• _Task to carry out_:
What should come back is the data below, word for word, minus any picture.

• _Recorded information_:
● ● ● ●

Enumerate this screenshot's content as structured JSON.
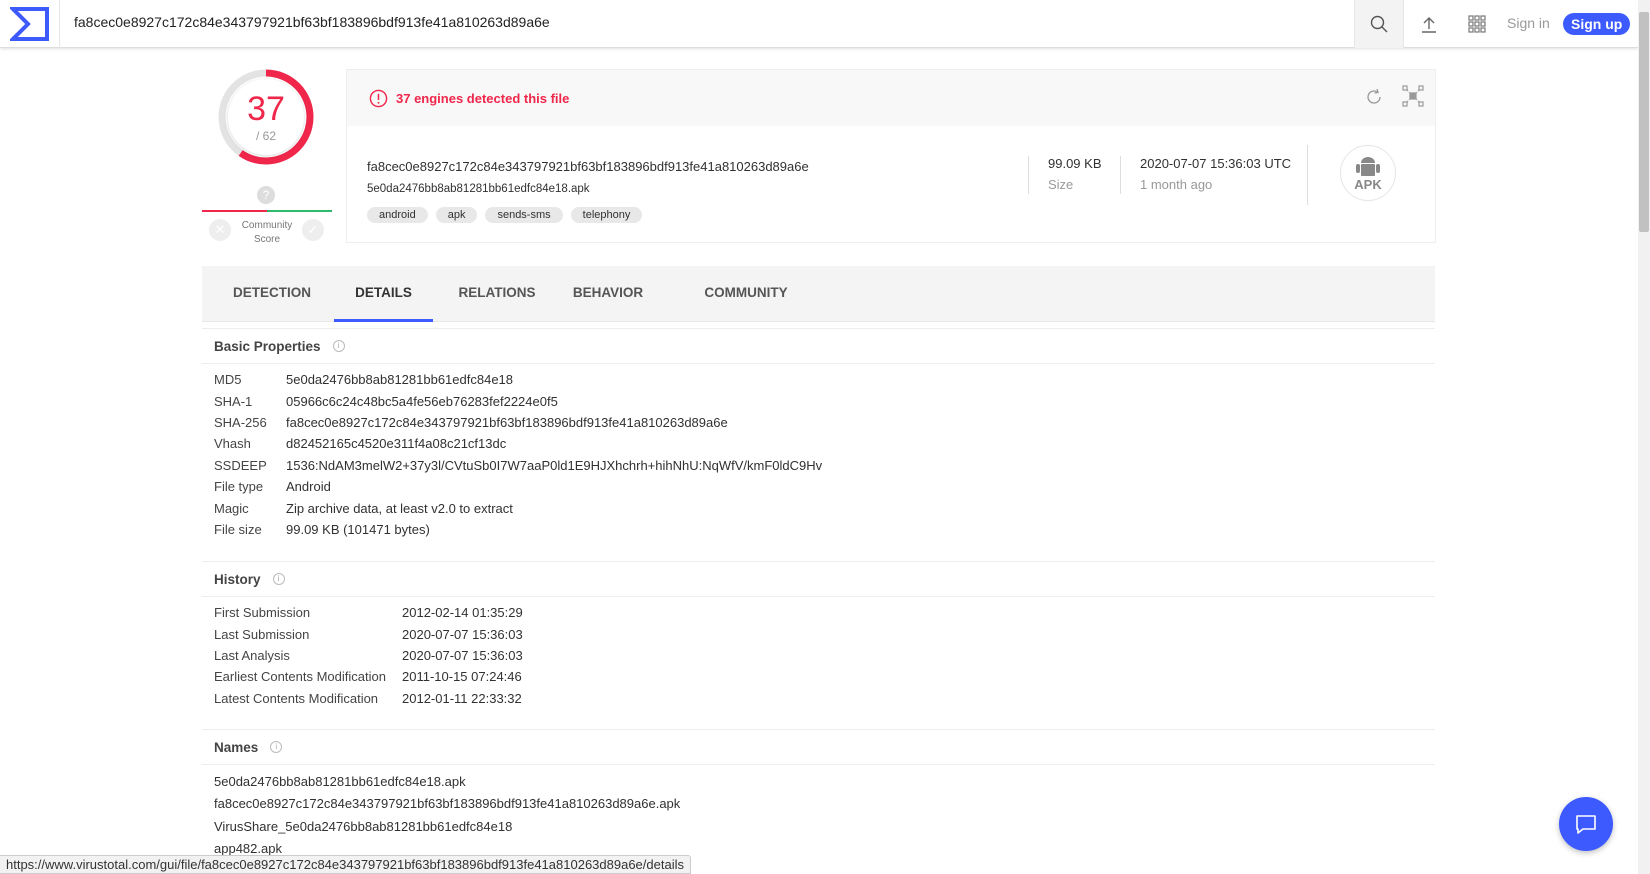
{
  "header": {
    "search_value": "fa8cec0e8927c172c84e343797921bf63bf183896bdf913fe41a810263d89a6e",
    "sign_in": "Sign in",
    "sign_up": "Sign up"
  },
  "score": {
    "detected": "37",
    "total": "/ 62",
    "detected_value": 37,
    "total_value": 62,
    "community_label_1": "Community",
    "community_label_2": "Score",
    "community_question": "?"
  },
  "summary": {
    "alert": "37 engines detected this file",
    "sha256": "fa8cec0e8927c172c84e343797921bf63bf183896bdf913fe41a810263d89a6e",
    "filename": "5e0da2476bb8ab81281bb61edfc84e18.apk",
    "tags": [
      "android",
      "apk",
      "sends-sms",
      "telephony"
    ],
    "size": "99.09 KB",
    "size_label": "Size",
    "date": "2020-07-07 15:36:03 UTC",
    "date_ago": "1 month ago",
    "filetype_badge": "APK"
  },
  "tabs": [
    "DETECTION",
    "DETAILS",
    "RELATIONS",
    "BEHAVIOR",
    "COMMUNITY"
  ],
  "basic": {
    "title": "Basic Properties",
    "rows": [
      [
        "MD5",
        "5e0da2476bb8ab81281bb61edfc84e18"
      ],
      [
        "SHA-1",
        "05966c6c24c48bc5a4fe56eb76283fef2224e0f5"
      ],
      [
        "SHA-256",
        "fa8cec0e8927c172c84e343797921bf63bf183896bdf913fe41a810263d89a6e"
      ],
      [
        "Vhash",
        "d82452165c4520e311f4a08c21cf13dc"
      ],
      [
        "SSDEEP",
        "1536:NdAM3melW2+37y3l/CVtuSb0I7W7aaP0ld1E9HJXhchrh+hihNhU:NqWfV/kmF0ldC9Hv"
      ],
      [
        "File type",
        "Android"
      ],
      [
        "Magic",
        "Zip archive data, at least v2.0 to extract"
      ],
      [
        "File size",
        "99.09 KB (101471 bytes)"
      ]
    ]
  },
  "history": {
    "title": "History",
    "rows": [
      [
        "First Submission",
        "2012-02-14 01:35:29"
      ],
      [
        "Last Submission",
        "2020-07-07 15:36:03"
      ],
      [
        "Last Analysis",
        "2020-07-07 15:36:03"
      ],
      [
        "Earliest Contents Modification",
        "2011-10-15 07:24:46"
      ],
      [
        "Latest Contents Modification",
        "2012-01-11 22:33:32"
      ]
    ]
  },
  "names": {
    "title": "Names",
    "items": [
      "5e0da2476bb8ab81281bb61edfc84e18.apk",
      "fa8cec0e8927c172c84e343797921bf63bf183896bdf913fe41a810263d89a6e.apk",
      "VirusShare_5e0da2476bb8ab81281bb61edfc84e18",
      "app482.apk"
    ]
  },
  "status_url": "https://www.virustotal.com/gui/file/fa8cec0e8927c172c84e343797921bf63bf183896bdf913fe41a810263d89a6e/details",
  "colors": {
    "accent": "#3d5afe",
    "danger": "#f0264b",
    "good": "#2dba6f"
  }
}
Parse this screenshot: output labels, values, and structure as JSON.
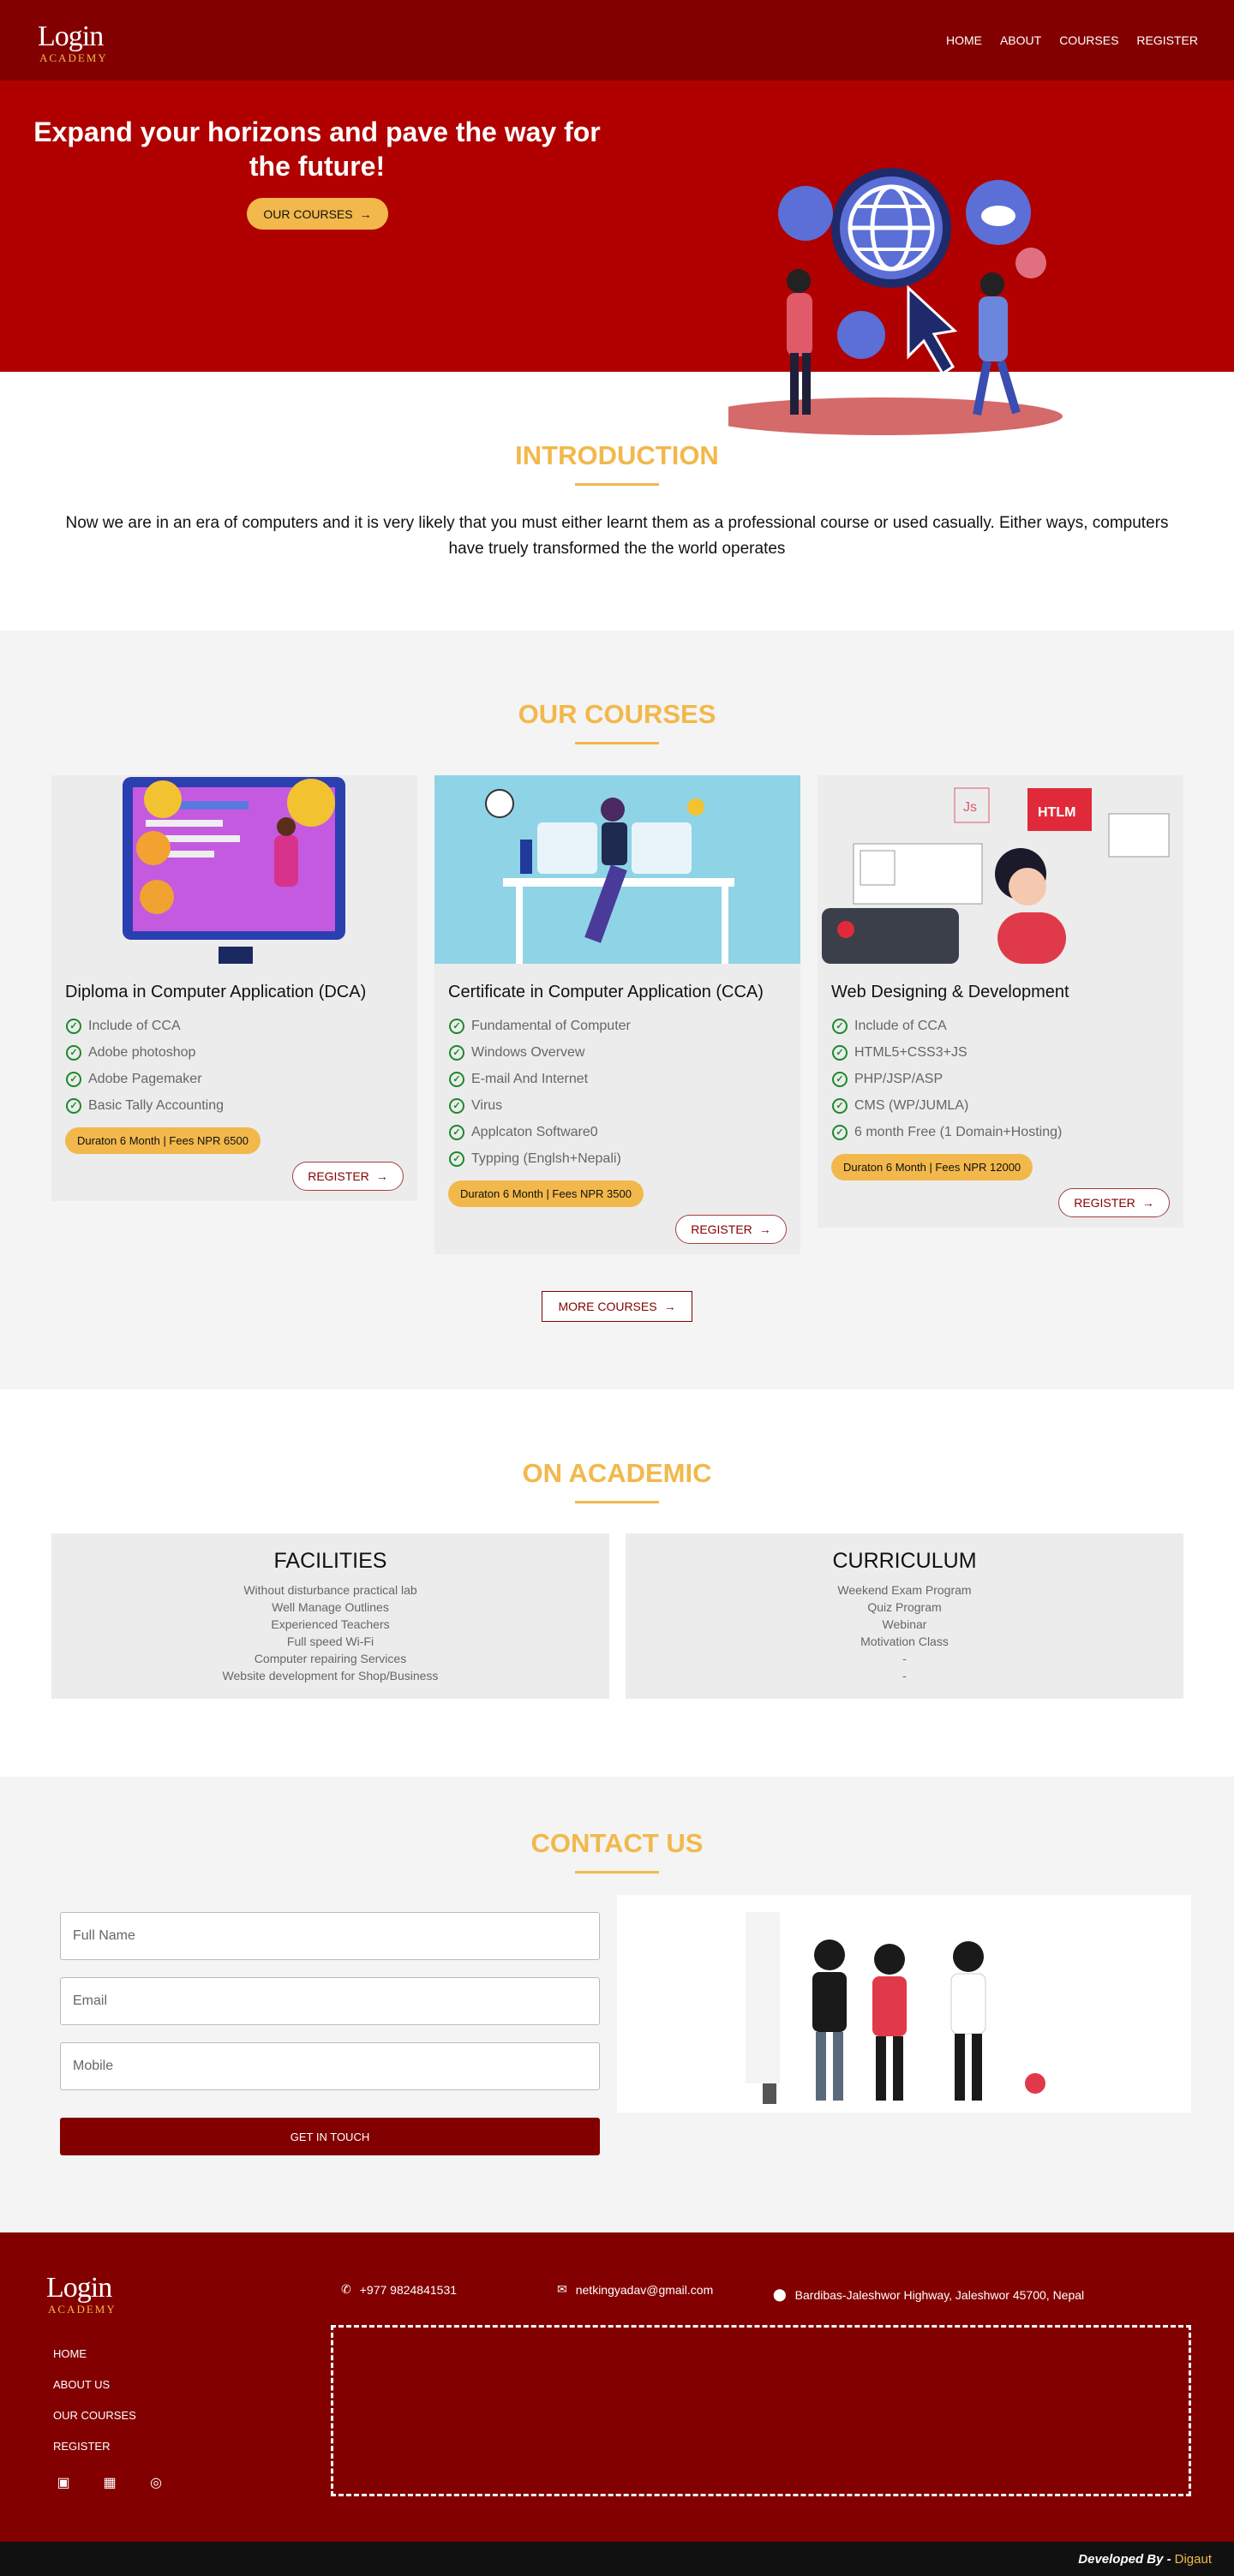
{
  "nav": {
    "logo_main": "Login",
    "logo_sub": "ACADEMY",
    "items": [
      "HOME",
      "ABOUT",
      "COURSES",
      "REGISTER"
    ]
  },
  "hero": {
    "title": "Expand your horizons and pave the way for the future!",
    "button": "OUR COURSES"
  },
  "intro": {
    "title": "INTRODUCTION",
    "text": "Now we are in an era of computers and it is very likely that you must either learnt them as a professional course or used casually. Either ways, computers have truely transformed the the world operates"
  },
  "courses": {
    "title": "OUR COURSES",
    "items": [
      {
        "title": "Diploma in Computer Application (DCA)",
        "features": [
          "Include of CCA",
          "Adobe photoshop",
          "Adobe Pagemaker",
          "Basic Tally Accounting"
        ],
        "fee": "Duraton 6 Month | Fees NPR 6500",
        "button": "REGISTER"
      },
      {
        "title": "Certificate in Computer Application (CCA)",
        "features": [
          "Fundamental of Computer",
          "Windows Overvew",
          "E-mail And Internet",
          "Virus",
          "Applcaton Software0",
          "Typping (Englsh+Nepali)"
        ],
        "fee": "Duraton 6 Month | Fees NPR 3500",
        "button": "REGISTER"
      },
      {
        "title": "Web Designing & Development",
        "features": [
          "Include of CCA",
          "HTML5+CSS3+JS",
          "PHP/JSP/ASP",
          "CMS (WP/JUMLA)",
          "6 month Free (1 Domain+Hosting)"
        ],
        "fee": "Duraton 6 Month | Fees NPR 12000",
        "button": "REGISTER"
      }
    ],
    "more_button": "MORE COURSES",
    "img_labels": {
      "js": "Js",
      "htlm": "HTLM"
    }
  },
  "academic": {
    "title": "ON ACADEMIC",
    "facilities": {
      "title": "FACILITIES",
      "items": [
        "Without disturbance practical lab",
        "Well Manage Outlines",
        "Experienced Teachers",
        "Full speed Wi-Fi",
        "Computer repairing Services",
        "Website development for Shop/Business"
      ]
    },
    "curriculum": {
      "title": "CURRICULUM",
      "items": [
        "Weekend Exam Program",
        "Quiz Program",
        "Webinar",
        "Motivation Class",
        "-",
        "-"
      ]
    }
  },
  "contact": {
    "title": "CONTACT US",
    "fullname_placeholder": "Full Name",
    "email_placeholder": "Email",
    "mobile_placeholder": "Mobile",
    "button": "GET IN TOUCH"
  },
  "footer": {
    "links": [
      "HOME",
      "ABOUT US",
      "OUR COURSES",
      "REGISTER"
    ],
    "phone": "+977 9824841531",
    "email": "netkingyadav@gmail.com",
    "address": "Bardibas-Jaleshwor Highway, Jaleshwor 45700, Nepal",
    "social": [
      "facebook-icon",
      "linkedin-icon",
      "instagram-icon"
    ],
    "developed_by": "Developed By -",
    "developer": "Digaut"
  },
  "colors": {
    "primary": "#820000",
    "hero": "#b00000",
    "accent": "#f2b84b"
  }
}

● ● ● ●

• _Answer to this problem_:
Enumerate this screenshot's content as structured JSON.
{
  "header": {
    "search_value": "fa8cec0e8927c172c84e343797921bf63bf183896bdf913fe41a810263d89a6e",
    "sign_in": "Sign in",
    "sign_up": "Sign up"
  },
  "score": {
    "detected": "37",
    "total": "/ 62",
    "detected_value": 37,
    "total_value": 62,
    "community_label_1": "Community",
    "community_label_2": "Score",
    "community_question": "?"
  },
  "summary": {
    "alert": "37 engines detected this file",
    "sha256": "fa8cec0e8927c172c84e343797921bf63bf183896bdf913fe41a810263d89a6e",
    "filename": "5e0da2476bb8ab81281bb61edfc84e18.apk",
    "tags": [
      "android",
      "apk",
      "sends-sms",
      "telephony"
    ],
    "size": "99.09 KB",
    "size_label": "Size",
    "date": "2020-07-07 15:36:03 UTC",
    "date_ago": "1 month ago",
    "filetype_badge": "APK"
  },
  "tabs": [
    "DETECTION",
    "DETAILS",
    "RELATIONS",
    "BEHAVIOR",
    "COMMUNITY"
  ],
  "basic": {
    "title": "Basic Properties",
    "rows": [
      [
        "MD5",
        "5e0da2476bb8ab81281bb61edfc84e18"
      ],
      [
        "SHA-1",
        "05966c6c24c48bc5a4fe56eb76283fef2224e0f5"
      ],
      [
        "SHA-256",
        "fa8cec0e8927c172c84e343797921bf63bf183896bdf913fe41a810263d89a6e"
      ],
      [
        "Vhash",
        "d82452165c4520e311f4a08c21cf13dc"
      ],
      [
        "SSDEEP",
        "1536:NdAM3melW2+37y3l/CVtuSb0I7W7aaP0ld1E9HJXhchrh+hihNhU:NqWfV/kmF0ldC9Hv"
      ],
      [
        "File type",
        "Android"
      ],
      [
        "Magic",
        "Zip archive data, at least v2.0 to extract"
      ],
      [
        "File size",
        "99.09 KB (101471 bytes)"
      ]
    ]
  },
  "history": {
    "title": "History",
    "rows": [
      [
        "First Submission",
        "2012-02-14 01:35:29"
      ],
      [
        "Last Submission",
        "2020-07-07 15:36:03"
      ],
      [
        "Last Analysis",
        "2020-07-07 15:36:03"
      ],
      [
        "Earliest Contents Modification",
        "2011-10-15 07:24:46"
      ],
      [
        "Latest Contents Modification",
        "2012-01-11 22:33:32"
      ]
    ]
  },
  "names": {
    "title": "Names",
    "items": [
      "5e0da2476bb8ab81281bb61edfc84e18.apk",
      "fa8cec0e8927c172c84e343797921bf63bf183896bdf913fe41a810263d89a6e.apk",
      "VirusShare_5e0da2476bb8ab81281bb61edfc84e18",
      "app482.apk"
    ]
  },
  "status_url": "https://www.virustotal.com/gui/file/fa8cec0e8927c172c84e343797921bf63bf183896bdf913fe41a810263d89a6e/details",
  "colors": {
    "accent": "#3d5afe",
    "danger": "#f0264b",
    "good": "#2dba6f"
  }
}
Parse this screenshot: output labels, values, and structure as JSON.
{
  "nav": {
    "logo_main": "Login",
    "logo_sub": "ACADEMY",
    "items": [
      "HOME",
      "ABOUT",
      "COURSES",
      "REGISTER"
    ]
  },
  "hero": {
    "title": "Expand your horizons and pave the way for the future!",
    "button": "OUR COURSES"
  },
  "intro": {
    "title": "INTRODUCTION",
    "text": "Now we are in an era of computers and it is very likely that you must either learnt them as a professional course or used casually. Either ways, computers have truely transformed the the world operates"
  },
  "courses": {
    "title": "OUR COURSES",
    "items": [
      {
        "title": "Diploma in Computer Application (DCA)",
        "features": [
          "Include of CCA",
          "Adobe photoshop",
          "Adobe Pagemaker",
          "Basic Tally Accounting"
        ],
        "fee": "Duraton 6 Month | Fees NPR 6500",
        "button": "REGISTER"
      },
      {
        "title": "Certificate in Computer Application (CCA)",
        "features": [
          "Fundamental of Computer",
          "Windows Overvew",
          "E-mail And Internet",
          "Virus",
          "Applcaton Software0",
          "Typping (Englsh+Nepali)"
        ],
        "fee": "Duraton 6 Month | Fees NPR 3500",
        "button": "REGISTER"
      },
      {
        "title": "Web Designing & Development",
        "features": [
          "Include of CCA",
          "HTML5+CSS3+JS",
          "PHP/JSP/ASP",
          "CMS (WP/JUMLA)",
          "6 month Free (1 Domain+Hosting)"
        ],
        "fee": "Duraton 6 Month | Fees NPR 12000",
        "button": "REGISTER"
      }
    ],
    "more_button": "MORE COURSES",
    "img_labels": {
      "js": "Js",
      "htlm": "HTLM"
    }
  },
  "academic": {
    "title": "ON ACADEMIC",
    "facilities": {
      "title": "FACILITIES",
      "items": [
        "Without disturbance practical lab",
        "Well Manage Outlines",
        "Experienced Teachers",
        "Full speed Wi-Fi",
        "Computer repairing Services",
        "Website development for Shop/Business"
      ]
    },
    "curriculum": {
      "title": "CURRICULUM",
      "items": [
        "Weekend Exam Program",
        "Quiz Program",
        "Webinar",
        "Motivation Class",
        "-",
        "-"
      ]
    }
  },
  "contact": {
    "title": "CONTACT US",
    "fullname_placeholder": "Full Name",
    "email_placeholder": "Email",
    "mobile_placeholder": "Mobile",
    "button": "GET IN TOUCH"
  },
  "footer": {
    "links": [
      "HOME",
      "ABOUT US",
      "OUR COURSES",
      "REGISTER"
    ],
    "phone": "+977 9824841531",
    "email": "netkingyadav@gmail.com",
    "address": "Bardibas-Jaleshwor Highway, Jaleshwor 45700, Nepal",
    "social": [
      "facebook-icon",
      "linkedin-icon",
      "instagram-icon"
    ],
    "developed_by": "Developed By -",
    "developer": "Digaut"
  },
  "colors": {
    "primary": "#820000",
    "hero": "#b00000",
    "accent": "#f2b84b"
  }
}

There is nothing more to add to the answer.